» **Brief**
Your task is to retype each line of the data below exactly.

BEGIN Data entries

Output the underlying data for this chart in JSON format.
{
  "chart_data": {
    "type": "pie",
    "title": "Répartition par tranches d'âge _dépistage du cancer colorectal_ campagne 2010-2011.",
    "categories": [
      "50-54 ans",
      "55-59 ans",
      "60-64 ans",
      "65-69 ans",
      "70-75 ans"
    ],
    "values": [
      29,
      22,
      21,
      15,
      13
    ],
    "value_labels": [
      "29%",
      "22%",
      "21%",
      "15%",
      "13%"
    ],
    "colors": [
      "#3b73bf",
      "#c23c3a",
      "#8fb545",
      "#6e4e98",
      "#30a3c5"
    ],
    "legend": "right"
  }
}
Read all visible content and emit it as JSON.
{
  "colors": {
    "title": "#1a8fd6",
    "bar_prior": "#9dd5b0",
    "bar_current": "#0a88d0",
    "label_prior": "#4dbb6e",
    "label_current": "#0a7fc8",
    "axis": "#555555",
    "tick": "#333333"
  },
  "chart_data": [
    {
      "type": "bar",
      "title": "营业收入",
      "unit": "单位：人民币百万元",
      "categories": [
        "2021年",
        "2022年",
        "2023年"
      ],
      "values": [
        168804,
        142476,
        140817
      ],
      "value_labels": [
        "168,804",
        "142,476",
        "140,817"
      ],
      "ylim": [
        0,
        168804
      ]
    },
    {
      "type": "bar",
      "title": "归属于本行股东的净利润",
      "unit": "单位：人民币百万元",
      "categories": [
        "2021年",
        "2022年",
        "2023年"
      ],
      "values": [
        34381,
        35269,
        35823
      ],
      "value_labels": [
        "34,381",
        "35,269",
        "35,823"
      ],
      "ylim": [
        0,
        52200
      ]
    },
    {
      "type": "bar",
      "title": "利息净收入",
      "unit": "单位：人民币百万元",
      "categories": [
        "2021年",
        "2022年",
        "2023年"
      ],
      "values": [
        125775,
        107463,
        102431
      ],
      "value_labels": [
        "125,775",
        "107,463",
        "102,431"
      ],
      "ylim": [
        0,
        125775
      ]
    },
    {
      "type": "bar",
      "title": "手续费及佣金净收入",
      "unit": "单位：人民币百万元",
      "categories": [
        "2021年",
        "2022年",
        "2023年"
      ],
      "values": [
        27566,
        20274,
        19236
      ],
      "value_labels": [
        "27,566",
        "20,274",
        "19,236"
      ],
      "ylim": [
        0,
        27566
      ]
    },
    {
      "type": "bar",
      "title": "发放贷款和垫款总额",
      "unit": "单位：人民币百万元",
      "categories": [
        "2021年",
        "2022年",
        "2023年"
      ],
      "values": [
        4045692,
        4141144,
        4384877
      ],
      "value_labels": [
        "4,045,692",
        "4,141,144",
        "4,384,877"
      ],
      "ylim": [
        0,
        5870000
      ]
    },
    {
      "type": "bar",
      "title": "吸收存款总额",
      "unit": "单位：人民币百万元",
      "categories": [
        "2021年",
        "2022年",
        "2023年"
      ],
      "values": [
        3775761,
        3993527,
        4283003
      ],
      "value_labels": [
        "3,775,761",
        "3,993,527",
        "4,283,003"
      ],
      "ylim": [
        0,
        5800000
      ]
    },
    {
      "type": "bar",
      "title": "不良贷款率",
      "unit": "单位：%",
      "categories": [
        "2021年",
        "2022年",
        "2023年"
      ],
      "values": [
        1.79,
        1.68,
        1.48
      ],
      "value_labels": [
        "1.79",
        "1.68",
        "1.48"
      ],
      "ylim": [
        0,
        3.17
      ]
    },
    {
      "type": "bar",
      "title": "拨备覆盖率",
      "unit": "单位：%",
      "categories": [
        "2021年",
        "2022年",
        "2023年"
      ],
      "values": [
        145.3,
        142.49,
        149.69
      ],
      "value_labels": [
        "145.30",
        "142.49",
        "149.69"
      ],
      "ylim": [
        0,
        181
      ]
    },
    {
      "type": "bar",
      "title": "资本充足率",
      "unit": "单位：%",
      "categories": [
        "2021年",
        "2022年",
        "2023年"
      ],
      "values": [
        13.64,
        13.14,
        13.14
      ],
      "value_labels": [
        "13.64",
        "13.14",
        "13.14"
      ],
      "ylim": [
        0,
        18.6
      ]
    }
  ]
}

END Data entries

» **Exercise output**
Output the underlying data for this chart in JSON format.
{
  "chart_data": {
    "type": "pie",
    "title": "Répartition par tranches d'âge _dépistage du cancer colorectal_ campagne 2010-2011.",
    "categories": [
      "50-54 ans",
      "55-59 ans",
      "60-64 ans",
      "65-69 ans",
      "70-75 ans"
    ],
    "values": [
      29,
      22,
      21,
      15,
      13
    ],
    "value_labels": [
      "29%",
      "22%",
      "21%",
      "15%",
      "13%"
    ],
    "colors": [
      "#3b73bf",
      "#c23c3a",
      "#8fb545",
      "#6e4e98",
      "#30a3c5"
    ],
    "legend": "right"
  }
}
Read all visible content and emit it as JSON.
{
  "colors": {
    "title": "#1a8fd6",
    "bar_prior": "#9dd5b0",
    "bar_current": "#0a88d0",
    "label_prior": "#4dbb6e",
    "label_current": "#0a7fc8",
    "axis": "#555555",
    "tick": "#333333"
  },
  "chart_data": [
    {
      "type": "bar",
      "title": "营业收入",
      "unit": "单位：人民币百万元",
      "categories": [
        "2021年",
        "2022年",
        "2023年"
      ],
      "values": [
        168804,
        142476,
        140817
      ],
      "value_labels": [
        "168,804",
        "142,476",
        "140,817"
      ],
      "ylim": [
        0,
        168804
      ]
    },
    {
      "type": "bar",
      "title": "归属于本行股东的净利润",
      "unit": "单位：人民币百万元",
      "categories": [
        "2021年",
        "2022年",
        "2023年"
      ],
      "values": [
        34381,
        35269,
        35823
      ],
      "value_labels": [
        "34,381",
        "35,269",
        "35,823"
      ],
      "ylim": [
        0,
        52200
      ]
    },
    {
      "type": "bar",
      "title": "利息净收入",
      "unit": "单位：人民币百万元",
      "categories": [
        "2021年",
        "2022年",
        "2023年"
      ],
      "values": [
        125775,
        107463,
        102431
      ],
      "value_labels": [
        "125,775",
        "107,463",
        "102,431"
      ],
      "ylim": [
        0,
        125775
      ]
    },
    {
      "type": "bar",
      "title": "手续费及佣金净收入",
      "unit": "单位：人民币百万元",
      "categories": [
        "2021年",
        "2022年",
        "2023年"
      ],
      "values": [
        27566,
        20274,
        19236
      ],
      "value_labels": [
        "27,566",
        "20,274",
        "19,236"
      ],
      "ylim": [
        0,
        27566
      ]
    },
    {
      "type": "bar",
      "title": "发放贷款和垫款总额",
      "unit": "单位：人民币百万元",
      "categories": [
        "2021年",
        "2022年",
        "2023年"
      ],
      "values": [
        4045692,
        4141144,
        4384877
      ],
      "value_labels": [
        "4,045,692",
        "4,141,144",
        "4,384,877"
      ],
      "ylim": [
        0,
        5870000
      ]
    },
    {
      "type": "bar",
      "title": "吸收存款总额",
      "unit": "单位：人民币百万元",
      "categories": [
        "2021年",
        "2022年",
        "2023年"
      ],
      "values": [
        3775761,
        3993527,
        4283003
      ],
      "value_labels": [
        "3,775,761",
        "3,993,527",
        "4,283,003"
      ],
      "ylim": [
        0,
        5800000
      ]
    },
    {
      "type": "bar",
      "title": "不良贷款率",
      "unit": "单位：%",
      "categories": [
        "2021年",
        "2022年",
        "2023年"
      ],
      "values": [
        1.79,
        1.68,
        1.48
      ],
      "value_labels": [
        "1.79",
        "1.68",
        "1.48"
      ],
      "ylim": [
        0,
        3.17
      ]
    },
    {
      "type": "bar",
      "title": "拨备覆盖率",
      "unit": "单位：%",
      "categories": [
        "2021年",
        "2022年",
        "2023年"
      ],
      "values": [
        145.3,
        142.49,
        149.69
      ],
      "value_labels": [
        "145.30",
        "142.49",
        "149.69"
      ],
      "ylim": [
        0,
        181
      ]
    },
    {
      "type": "bar",
      "title": "资本充足率",
      "unit": "单位：%",
      "categories": [
        "2021年",
        "2022年",
        "2023年"
      ],
      "values": [
        13.64,
        13.14,
        13.14
      ],
      "value_labels": [
        "13.64",
        "13.14",
        "13.14"
      ],
      "ylim": [
        0,
        18.6
      ]
    }
  ]
}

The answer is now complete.